WHAT THE TASK ASKS: Transcribe all of the lines below exactly as they appear, leaving the pictures out of your answer.

MATERIAL SUPPLIED:
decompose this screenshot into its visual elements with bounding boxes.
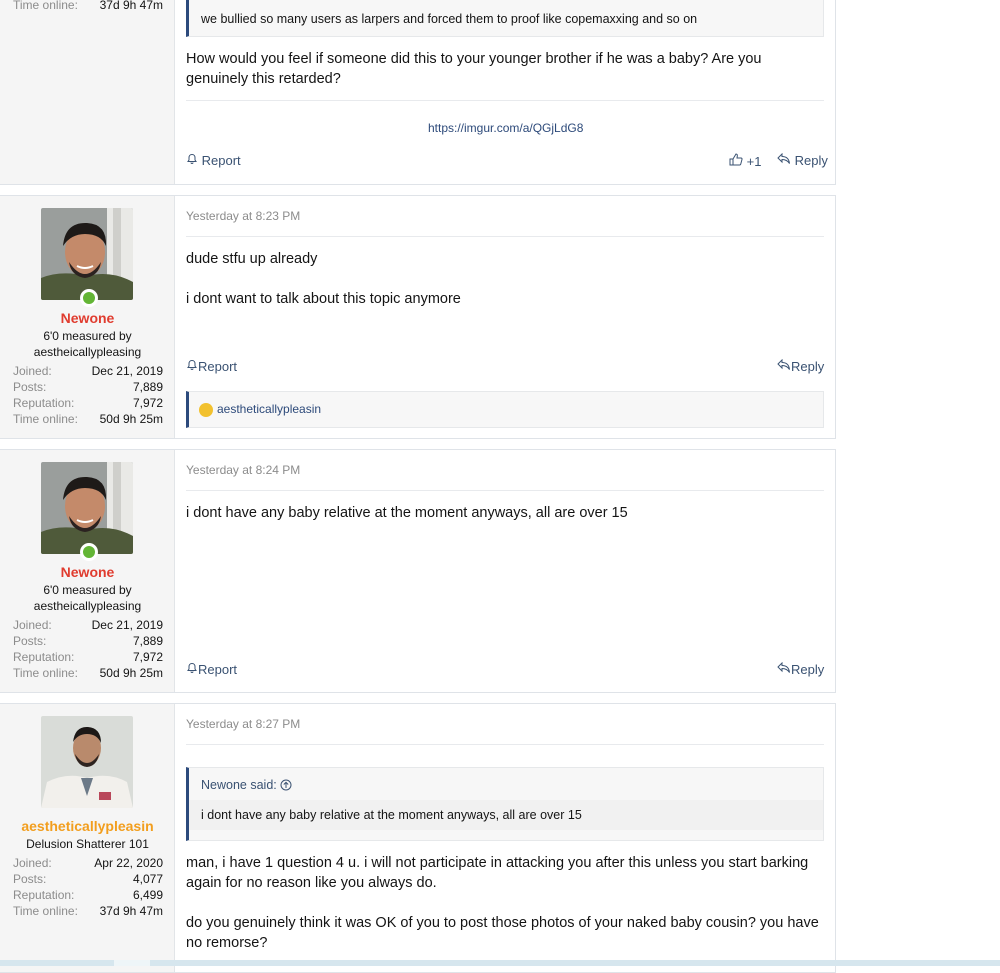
divider <box>186 490 824 491</box>
report-button[interactable]: Report <box>186 662 237 677</box>
user-title: 6'0 measured by <box>43 583 132 597</box>
post-date[interactable]: Yesterday at 8:24 PM <box>186 463 300 477</box>
reply-label: Reply <box>791 662 825 677</box>
user-title: 6'0 measured by <box>43 329 132 343</box>
stat-time-online: Time online: 37d 9h 47m <box>13 904 163 918</box>
like-button[interactable]: +1 <box>729 153 761 169</box>
reply-button[interactable]: Reply <box>777 152 828 168</box>
user-cell: Newone 6'0 measured by aestheicallypleas… <box>0 196 175 438</box>
quote-text: i dont have any baby relative at the mom… <box>189 800 823 830</box>
post-1: Newone 6'0 measured by aestheicallypleas… <box>0 195 836 439</box>
user-cell: Newone 6'0 measured by aestheicallypleas… <box>0 450 175 692</box>
like-count: +1 <box>746 154 762 169</box>
reply-button[interactable]: Reply <box>777 661 825 677</box>
stat-time-online: Time online: 50d 9h 25m <box>13 666 163 680</box>
online-status-icon <box>80 543 98 561</box>
stat-joined: Joined: Dec 21, 2019 <box>13 618 163 632</box>
reply-icon <box>777 358 791 374</box>
reply-label: Reply <box>791 359 825 374</box>
quote-author[interactable]: Newone said: <box>189 768 823 792</box>
stat-posts: Posts: 7,889 <box>13 634 163 648</box>
bell-icon <box>186 359 198 374</box>
post-body: How would you feel if someone did this t… <box>186 51 762 87</box>
reactions-bar[interactable]: aesthetically​pleasin <box>186 391 824 428</box>
stat-reputation: Reputation: 7,972 <box>13 396 163 410</box>
report-button[interactable]: Report <box>186 359 237 374</box>
stat-joined: Joined: Apr 22, 2020 <box>13 856 163 870</box>
stat-joined: Joined: Dec 21, 2019 <box>13 364 163 378</box>
stat-time-online: Time online: 37d 9h 47m <box>13 0 163 12</box>
divider <box>186 100 824 101</box>
post-date[interactable]: Yesterday at 8:27 PM <box>186 717 300 731</box>
stat-posts: Posts: 4,077 <box>13 872 163 886</box>
online-status-icon <box>80 289 98 307</box>
divider <box>186 744 824 745</box>
divider <box>186 236 824 237</box>
report-label: Report <box>198 359 238 374</box>
reply-button[interactable]: Reply <box>777 358 825 374</box>
quote-block: Newone said: i dont have any baby relati… <box>186 767 824 841</box>
post-2: Newone 6'0 measured by aestheicallypleas… <box>0 449 836 693</box>
stat-reputation: Reputation: 7,972 <box>13 650 163 664</box>
stat-posts: Posts: 7,889 <box>13 380 163 394</box>
username[interactable]: Newone <box>0 310 175 326</box>
post-date[interactable]: Yesterday at 8:23 PM <box>186 209 300 223</box>
quote-text: we bullied so many users as larpers and … <box>201 12 698 26</box>
user-title: Delusion Shatterer 101 <box>26 837 149 851</box>
reply-icon <box>777 152 795 168</box>
reaction-user[interactable]: aesthetically​pleasin <box>217 402 321 416</box>
username[interactable]: Newone <box>0 564 175 580</box>
report-button[interactable]: Report <box>186 153 241 168</box>
post-3: aestheticallypleasin Delusion Shatterer … <box>0 703 836 973</box>
arrow-up-circle-icon[interactable] <box>280 778 292 792</box>
post-body-line: i dont want to talk about this topic any… <box>186 291 461 307</box>
post-body-para: do you genuinely think it was OK of you … <box>186 915 819 951</box>
report-label: Report <box>201 153 241 168</box>
avatar[interactable] <box>41 462 133 554</box>
bell-icon <box>186 662 198 677</box>
avatar[interactable] <box>41 208 133 300</box>
username[interactable]: aestheticallypleasin <box>0 818 175 834</box>
confused-emoji-icon <box>199 402 213 417</box>
user-cell: aestheticallypleasin Delusion Shatterer … <box>0 704 175 972</box>
user-cell: Time online: 37d 9h 47m <box>0 0 175 184</box>
user-title-2: aestheicallypleasing <box>33 599 142 613</box>
reply-icon <box>777 661 791 677</box>
quote-block: we bullied so many users as larpers and … <box>186 0 824 37</box>
post-body-line: i dont have any baby relative at the mom… <box>186 505 628 521</box>
post-0: Time online: 37d 9h 47m we bullied so ma… <box>0 0 836 185</box>
post-body-line: dude stfu up already <box>186 251 318 267</box>
user-title-2: aestheicallypleasing <box>33 345 142 359</box>
reply-label: Reply <box>794 153 828 168</box>
bell-icon <box>186 153 202 168</box>
stat-time-online: Time online: 50d 9h 25m <box>13 412 163 426</box>
thumbs-up-icon <box>729 153 747 169</box>
scrollbar-track[interactable] <box>0 960 1000 966</box>
report-label: Report <box>198 662 238 677</box>
avatar[interactable] <box>41 716 133 808</box>
post-link[interactable]: https://imgur.com/a/QGjLdG8 <box>428 121 583 135</box>
post-body-para: man, i have 1 question 4 u. i will not p… <box>186 855 809 891</box>
stat-reputation: Reputation: 6,499 <box>13 888 163 902</box>
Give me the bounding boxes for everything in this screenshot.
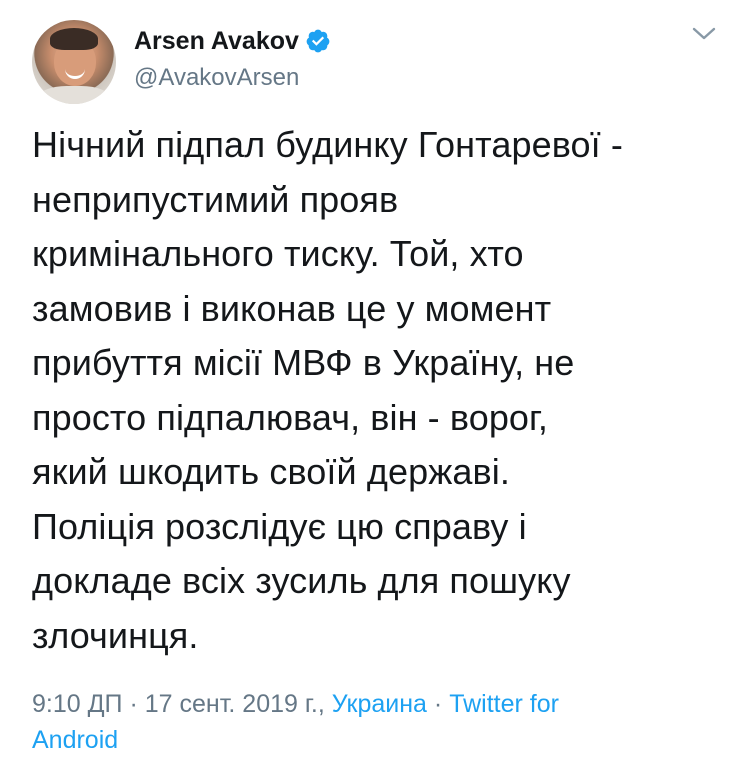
tweet-date[interactable]: 17 сент. 2019 г., [145, 690, 325, 718]
display-name-row: Arsen Avakov [134, 24, 331, 58]
tweet-source-line1: Twitter for [449, 690, 559, 718]
tweet-card: Arsen Avakov @AvakovArsen Нічний підпал … [0, 0, 750, 768]
avatar[interactable] [32, 20, 116, 104]
verified-badge-icon [306, 29, 330, 53]
tweet-text: Нічний підпал будинку Гонтаревої - непри… [32, 124, 623, 656]
tweet-source-line2: Android [32, 726, 119, 754]
handle[interactable]: @AvakovArsen [134, 64, 331, 92]
author-header: Arsen Avakov @AvakovArsen [134, 24, 331, 92]
tweet-location-link[interactable]: Украина [332, 690, 427, 718]
display-name[interactable]: Arsen Avakov [134, 27, 299, 56]
tweet-meta: 9:10 ДП · 17 сент. 2019 г., Украина · Tw… [32, 686, 722, 758]
tweet-time[interactable]: 9:10 ДП [32, 690, 123, 718]
avatar-hair [50, 28, 98, 50]
chevron-down-icon[interactable] [690, 24, 718, 44]
avatar-shirt [38, 86, 110, 104]
meta-separator-2: · [433, 690, 443, 718]
meta-separator: · [129, 690, 138, 718]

EXERCISE RESPONSE:
decompose this screenshot into its visual elements with bounding boxes.
divider <box>186 490 824 491</box>
report-button[interactable]: Report <box>186 662 237 677</box>
user-title: 6'0 measured by <box>43 583 132 597</box>
post-date[interactable]: Yesterday at 8:24 PM <box>186 463 300 477</box>
reply-label: Reply <box>791 662 825 677</box>
user-title: 6'0 measured by <box>43 329 132 343</box>
stat-time-online: Time online: 37d 9h 47m <box>13 904 163 918</box>
like-button[interactable]: +1 <box>729 153 761 169</box>
reply-button[interactable]: Reply <box>777 152 828 168</box>
user-cell: Newone 6'0 measured by aestheicallypleas… <box>0 196 175 438</box>
quote-text: i dont have any baby relative at the mom… <box>189 800 823 830</box>
post-1: Newone 6'0 measured by aestheicallypleas… <box>0 195 836 439</box>
user-cell: Newone 6'0 measured by aestheicallypleas… <box>0 450 175 692</box>
like-count: +1 <box>746 154 762 169</box>
reply-button[interactable]: Reply <box>777 661 825 677</box>
stat-time-online: Time online: 50d 9h 25m <box>13 666 163 680</box>
online-status-icon <box>80 543 98 561</box>
stat-joined: Joined: Dec 21, 2019 <box>13 618 163 632</box>
reply-icon <box>777 358 791 374</box>
reply-label: Reply <box>791 359 825 374</box>
quote-author[interactable]: Newone said: <box>189 768 823 792</box>
stat-posts: Posts: 7,889 <box>13 634 163 648</box>
bell-icon <box>186 359 198 374</box>
post-body: How would you feel if someone did this t… <box>186 51 762 87</box>
reactions-bar[interactable]: aesthetically​pleasin <box>186 391 824 428</box>
stat-reputation: Reputation: 7,972 <box>13 396 163 410</box>
report-button[interactable]: Report <box>186 359 237 374</box>
stat-joined: Joined: Apr 22, 2020 <box>13 856 163 870</box>
stat-joined: Joined: Dec 21, 2019 <box>13 364 163 378</box>
stat-time-online: Time online: 37d 9h 47m <box>13 0 163 12</box>
divider <box>186 100 824 101</box>
post-date[interactable]: Yesterday at 8:27 PM <box>186 717 300 731</box>
stat-posts: Posts: 4,077 <box>13 872 163 886</box>
online-status-icon <box>80 289 98 307</box>
divider <box>186 744 824 745</box>
divider <box>186 236 824 237</box>
report-label: Report <box>198 359 238 374</box>
reply-button[interactable]: Reply <box>777 358 825 374</box>
quote-block: Newone said: i dont have any baby relati… <box>186 767 824 841</box>
post-2: Newone 6'0 measured by aestheicallypleas… <box>0 449 836 693</box>
stat-reputation: Reputation: 7,972 <box>13 650 163 664</box>
stat-posts: Posts: 7,889 <box>13 380 163 394</box>
username[interactable]: Newone <box>0 310 175 326</box>
post-date[interactable]: Yesterday at 8:23 PM <box>186 209 300 223</box>
quote-text: we bullied so many users as larpers and … <box>201 12 698 26</box>
user-title: Delusion Shatterer 101 <box>26 837 149 851</box>
reply-icon <box>777 152 795 168</box>
reaction-user[interactable]: aesthetically​pleasin <box>217 402 321 416</box>
username[interactable]: Newone <box>0 564 175 580</box>
report-button[interactable]: Report <box>186 153 241 168</box>
post-3: aestheticallypleasin Delusion Shatterer … <box>0 703 836 973</box>
arrow-up-circle-icon[interactable] <box>280 778 292 792</box>
post-body-line: i dont want to talk about this topic any… <box>186 291 461 307</box>
post-body-para: do you genuinely think it was OK of you … <box>186 915 819 951</box>
report-label: Report <box>201 153 241 168</box>
avatar[interactable] <box>41 462 133 554</box>
bell-icon <box>186 662 198 677</box>
avatar[interactable] <box>41 208 133 300</box>
username[interactable]: aestheticallypleasin <box>0 818 175 834</box>
confused-emoji-icon <box>199 402 213 417</box>
user-cell: aestheticallypleasin Delusion Shatterer … <box>0 704 175 972</box>
user-cell: Time online: 37d 9h 47m <box>0 0 175 184</box>
user-title-2: aestheicallypleasing <box>33 599 142 613</box>
reply-icon <box>777 661 791 677</box>
quote-block: we bullied so many users as larpers and … <box>186 0 824 37</box>
post-body-line: i dont have any baby relative at the mom… <box>186 505 628 521</box>
post-0: Time online: 37d 9h 47m we bullied so ma… <box>0 0 836 185</box>
post-body-line: dude stfu up already <box>186 251 318 267</box>
user-title-2: aestheicallypleasing <box>33 345 142 359</box>
reply-label: Reply <box>794 153 828 168</box>
bell-icon <box>186 153 202 168</box>
stat-time-online: Time online: 50d 9h 25m <box>13 412 163 426</box>
thumbs-up-icon <box>729 153 747 169</box>
scrollbar-track[interactable] <box>0 960 1000 966</box>
report-label: Report <box>198 662 238 677</box>
avatar[interactable] <box>41 716 133 808</box>
post-link[interactable]: https://imgur.com/a/QGjLdG8 <box>428 121 583 135</box>
post-body-para: man, i have 1 question 4 u. i will not p… <box>186 855 809 891</box>
stat-reputation: Reputation: 6,499 <box>13 888 163 902</box>
Give me the bounding boxes for everything in this screenshot.
tweet-date[interactable]: 17 сент. 2019 г., [145, 690, 325, 718]
display-name-row: Arsen Avakov [134, 24, 331, 58]
tweet-source-line1: Twitter for [449, 690, 559, 718]
tweet-card: Arsen Avakov @AvakovArsen Нічний підпал … [0, 0, 750, 768]
avatar[interactable] [32, 20, 116, 104]
verified-badge-icon [306, 29, 330, 53]
tweet-text: Нічний підпал будинку Гонтаревої - непри… [32, 124, 623, 656]
tweet-source-line2: Android [32, 726, 119, 754]
handle[interactable]: @AvakovArsen [134, 64, 331, 92]
author-header: Arsen Avakov @AvakovArsen [134, 24, 331, 92]
tweet-location-link[interactable]: Украина [332, 690, 427, 718]
display-name[interactable]: Arsen Avakov [134, 27, 299, 56]
tweet-meta: 9:10 ДП · 17 сент. 2019 г., Украина · Tw… [32, 686, 722, 758]
tweet-time[interactable]: 9:10 ДП [32, 690, 123, 718]
avatar-hair [50, 28, 98, 50]
chevron-down-icon[interactable] [690, 24, 718, 44]
avatar-shirt [38, 86, 110, 104]
meta-separator-2: · [433, 690, 443, 718]
meta-separator: · [129, 690, 138, 718]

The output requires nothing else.